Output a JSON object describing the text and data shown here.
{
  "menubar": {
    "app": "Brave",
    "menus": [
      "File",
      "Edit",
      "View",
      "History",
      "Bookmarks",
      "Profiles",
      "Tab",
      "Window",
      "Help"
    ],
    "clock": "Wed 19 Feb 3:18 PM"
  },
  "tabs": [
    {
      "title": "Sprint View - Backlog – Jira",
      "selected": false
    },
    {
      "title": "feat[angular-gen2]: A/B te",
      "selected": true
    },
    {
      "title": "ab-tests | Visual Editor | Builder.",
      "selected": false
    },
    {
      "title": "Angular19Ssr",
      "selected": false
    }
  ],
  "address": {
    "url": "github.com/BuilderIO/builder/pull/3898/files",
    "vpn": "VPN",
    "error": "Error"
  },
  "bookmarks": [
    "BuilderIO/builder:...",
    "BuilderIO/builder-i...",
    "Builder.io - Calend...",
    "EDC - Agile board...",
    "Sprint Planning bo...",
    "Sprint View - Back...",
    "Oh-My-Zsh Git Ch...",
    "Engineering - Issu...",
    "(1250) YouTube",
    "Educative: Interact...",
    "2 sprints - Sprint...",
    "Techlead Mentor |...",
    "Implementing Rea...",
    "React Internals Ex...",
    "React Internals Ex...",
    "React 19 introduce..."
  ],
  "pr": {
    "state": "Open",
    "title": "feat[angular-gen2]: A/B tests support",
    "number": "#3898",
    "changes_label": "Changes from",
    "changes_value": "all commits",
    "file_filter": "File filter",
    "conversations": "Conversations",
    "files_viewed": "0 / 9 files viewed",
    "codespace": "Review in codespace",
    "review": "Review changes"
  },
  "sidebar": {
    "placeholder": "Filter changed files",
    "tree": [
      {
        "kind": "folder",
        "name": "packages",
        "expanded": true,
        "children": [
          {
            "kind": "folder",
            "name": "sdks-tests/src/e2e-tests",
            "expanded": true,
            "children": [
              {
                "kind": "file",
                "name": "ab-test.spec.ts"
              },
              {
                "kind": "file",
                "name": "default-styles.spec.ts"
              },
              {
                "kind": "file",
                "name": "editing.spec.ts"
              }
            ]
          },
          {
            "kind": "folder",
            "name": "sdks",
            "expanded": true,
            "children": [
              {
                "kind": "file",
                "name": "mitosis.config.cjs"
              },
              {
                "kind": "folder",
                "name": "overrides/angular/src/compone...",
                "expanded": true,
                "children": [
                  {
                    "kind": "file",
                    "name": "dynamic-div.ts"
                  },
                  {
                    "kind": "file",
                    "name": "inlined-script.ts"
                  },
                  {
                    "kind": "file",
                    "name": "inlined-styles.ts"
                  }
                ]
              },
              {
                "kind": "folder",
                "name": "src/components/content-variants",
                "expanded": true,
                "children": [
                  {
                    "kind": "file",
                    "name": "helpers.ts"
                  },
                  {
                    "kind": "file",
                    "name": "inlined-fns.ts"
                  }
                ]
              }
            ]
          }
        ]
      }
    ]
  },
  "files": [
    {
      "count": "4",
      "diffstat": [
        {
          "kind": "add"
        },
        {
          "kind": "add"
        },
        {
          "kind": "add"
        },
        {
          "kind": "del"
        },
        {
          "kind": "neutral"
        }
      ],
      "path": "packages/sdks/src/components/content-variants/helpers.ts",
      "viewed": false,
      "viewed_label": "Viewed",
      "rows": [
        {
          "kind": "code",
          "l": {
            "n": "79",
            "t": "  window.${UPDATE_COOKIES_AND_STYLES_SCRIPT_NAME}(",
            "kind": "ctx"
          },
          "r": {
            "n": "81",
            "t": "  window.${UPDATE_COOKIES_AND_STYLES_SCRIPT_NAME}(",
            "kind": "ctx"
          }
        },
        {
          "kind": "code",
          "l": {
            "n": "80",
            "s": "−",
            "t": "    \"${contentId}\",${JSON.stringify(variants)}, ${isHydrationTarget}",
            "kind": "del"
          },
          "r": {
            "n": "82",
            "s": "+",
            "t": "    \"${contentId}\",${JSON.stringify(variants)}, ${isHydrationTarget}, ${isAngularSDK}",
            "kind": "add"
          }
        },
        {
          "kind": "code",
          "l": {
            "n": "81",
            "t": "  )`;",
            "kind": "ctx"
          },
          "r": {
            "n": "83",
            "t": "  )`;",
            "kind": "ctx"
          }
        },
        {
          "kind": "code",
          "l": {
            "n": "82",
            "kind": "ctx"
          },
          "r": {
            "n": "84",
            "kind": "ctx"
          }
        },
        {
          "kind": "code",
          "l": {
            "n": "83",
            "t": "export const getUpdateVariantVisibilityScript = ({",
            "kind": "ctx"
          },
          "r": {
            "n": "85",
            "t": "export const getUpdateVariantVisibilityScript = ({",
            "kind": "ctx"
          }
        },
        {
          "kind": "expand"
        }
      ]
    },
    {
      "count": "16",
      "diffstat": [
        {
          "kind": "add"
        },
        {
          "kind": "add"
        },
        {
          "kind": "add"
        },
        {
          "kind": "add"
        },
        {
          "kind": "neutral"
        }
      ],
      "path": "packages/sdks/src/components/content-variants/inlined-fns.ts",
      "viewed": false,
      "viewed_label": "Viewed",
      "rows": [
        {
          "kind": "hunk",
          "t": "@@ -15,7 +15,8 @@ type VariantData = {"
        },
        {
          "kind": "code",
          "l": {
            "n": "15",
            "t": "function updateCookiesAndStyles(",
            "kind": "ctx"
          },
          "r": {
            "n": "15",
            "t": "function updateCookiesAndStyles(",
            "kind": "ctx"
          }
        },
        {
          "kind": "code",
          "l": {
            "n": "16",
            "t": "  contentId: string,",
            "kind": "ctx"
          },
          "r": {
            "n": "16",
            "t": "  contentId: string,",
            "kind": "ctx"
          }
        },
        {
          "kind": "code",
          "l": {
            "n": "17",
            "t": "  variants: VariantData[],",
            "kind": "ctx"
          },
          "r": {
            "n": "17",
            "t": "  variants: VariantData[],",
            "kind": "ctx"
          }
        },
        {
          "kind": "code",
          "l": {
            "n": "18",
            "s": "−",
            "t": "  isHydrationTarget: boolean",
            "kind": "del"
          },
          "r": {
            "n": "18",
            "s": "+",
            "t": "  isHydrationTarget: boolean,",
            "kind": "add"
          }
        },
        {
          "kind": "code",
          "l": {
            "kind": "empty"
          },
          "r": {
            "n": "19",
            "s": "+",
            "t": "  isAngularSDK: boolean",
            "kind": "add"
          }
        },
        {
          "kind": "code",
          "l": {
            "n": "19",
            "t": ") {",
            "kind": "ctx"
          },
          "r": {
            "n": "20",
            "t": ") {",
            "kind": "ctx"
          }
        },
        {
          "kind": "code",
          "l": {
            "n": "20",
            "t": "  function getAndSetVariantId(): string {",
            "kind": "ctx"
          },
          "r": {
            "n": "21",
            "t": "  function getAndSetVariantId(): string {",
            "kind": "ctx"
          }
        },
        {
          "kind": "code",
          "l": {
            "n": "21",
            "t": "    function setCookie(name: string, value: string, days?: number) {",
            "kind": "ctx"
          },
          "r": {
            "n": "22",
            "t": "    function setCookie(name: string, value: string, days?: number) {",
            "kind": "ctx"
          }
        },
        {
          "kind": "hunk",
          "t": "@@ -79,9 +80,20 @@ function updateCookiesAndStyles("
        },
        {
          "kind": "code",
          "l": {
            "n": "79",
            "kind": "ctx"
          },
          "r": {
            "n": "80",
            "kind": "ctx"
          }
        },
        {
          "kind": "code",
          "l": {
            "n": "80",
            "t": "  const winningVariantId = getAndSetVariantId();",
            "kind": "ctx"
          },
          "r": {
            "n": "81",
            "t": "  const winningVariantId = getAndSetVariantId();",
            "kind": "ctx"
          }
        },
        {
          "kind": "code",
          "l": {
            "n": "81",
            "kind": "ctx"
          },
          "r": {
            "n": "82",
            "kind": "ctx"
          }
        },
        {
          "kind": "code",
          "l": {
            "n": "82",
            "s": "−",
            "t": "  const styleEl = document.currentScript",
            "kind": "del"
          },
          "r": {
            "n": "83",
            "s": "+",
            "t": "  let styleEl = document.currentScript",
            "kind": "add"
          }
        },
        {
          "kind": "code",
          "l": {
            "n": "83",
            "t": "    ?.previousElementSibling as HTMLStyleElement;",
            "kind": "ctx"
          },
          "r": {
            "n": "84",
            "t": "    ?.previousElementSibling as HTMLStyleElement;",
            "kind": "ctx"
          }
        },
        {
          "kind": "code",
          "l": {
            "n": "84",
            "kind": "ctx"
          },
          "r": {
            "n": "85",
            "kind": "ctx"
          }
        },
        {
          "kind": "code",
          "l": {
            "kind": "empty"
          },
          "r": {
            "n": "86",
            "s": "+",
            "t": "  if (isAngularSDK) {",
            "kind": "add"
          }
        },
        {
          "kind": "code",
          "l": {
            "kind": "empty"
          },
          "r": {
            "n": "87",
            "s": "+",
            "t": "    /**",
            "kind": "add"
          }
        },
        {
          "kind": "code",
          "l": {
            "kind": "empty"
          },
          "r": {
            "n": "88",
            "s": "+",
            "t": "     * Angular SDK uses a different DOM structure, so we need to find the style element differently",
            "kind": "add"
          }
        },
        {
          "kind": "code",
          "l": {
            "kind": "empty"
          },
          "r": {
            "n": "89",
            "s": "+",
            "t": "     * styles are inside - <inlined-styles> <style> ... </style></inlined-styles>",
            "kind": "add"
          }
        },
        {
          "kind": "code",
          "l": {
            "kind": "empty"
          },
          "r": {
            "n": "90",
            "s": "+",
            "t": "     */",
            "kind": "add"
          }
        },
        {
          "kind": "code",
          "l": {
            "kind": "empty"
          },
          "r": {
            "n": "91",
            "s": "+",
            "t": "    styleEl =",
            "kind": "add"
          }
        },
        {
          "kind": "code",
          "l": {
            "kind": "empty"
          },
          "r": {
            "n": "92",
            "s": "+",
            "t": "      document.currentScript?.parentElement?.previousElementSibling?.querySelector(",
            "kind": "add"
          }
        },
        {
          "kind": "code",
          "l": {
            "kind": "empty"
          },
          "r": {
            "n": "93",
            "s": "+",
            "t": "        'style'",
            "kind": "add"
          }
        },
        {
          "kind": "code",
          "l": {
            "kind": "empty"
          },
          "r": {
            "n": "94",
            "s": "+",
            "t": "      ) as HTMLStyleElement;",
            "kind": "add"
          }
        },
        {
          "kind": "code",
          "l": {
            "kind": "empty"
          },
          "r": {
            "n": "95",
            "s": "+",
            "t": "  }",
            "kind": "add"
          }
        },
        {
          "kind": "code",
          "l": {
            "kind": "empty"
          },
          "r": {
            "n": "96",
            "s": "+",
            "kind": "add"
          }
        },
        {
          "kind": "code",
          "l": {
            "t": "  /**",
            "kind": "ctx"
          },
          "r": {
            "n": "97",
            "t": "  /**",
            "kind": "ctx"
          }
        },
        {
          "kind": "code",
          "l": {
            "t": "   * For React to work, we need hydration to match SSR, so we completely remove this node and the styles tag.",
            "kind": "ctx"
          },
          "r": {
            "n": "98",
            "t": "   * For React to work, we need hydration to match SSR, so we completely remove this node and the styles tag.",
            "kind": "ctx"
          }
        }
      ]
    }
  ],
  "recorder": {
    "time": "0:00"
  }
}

:::::

## PROBLEM TO WORK ON
Filter the records above for "packages" and copy every matching line.

## WRITTEN SOLUTION
        "name": "packages",
      "path": "packages/sdks/src/components/content-variants/helpers.ts",
      "path": "packages/sdks/src/components/content-variants/inlined-fns.ts",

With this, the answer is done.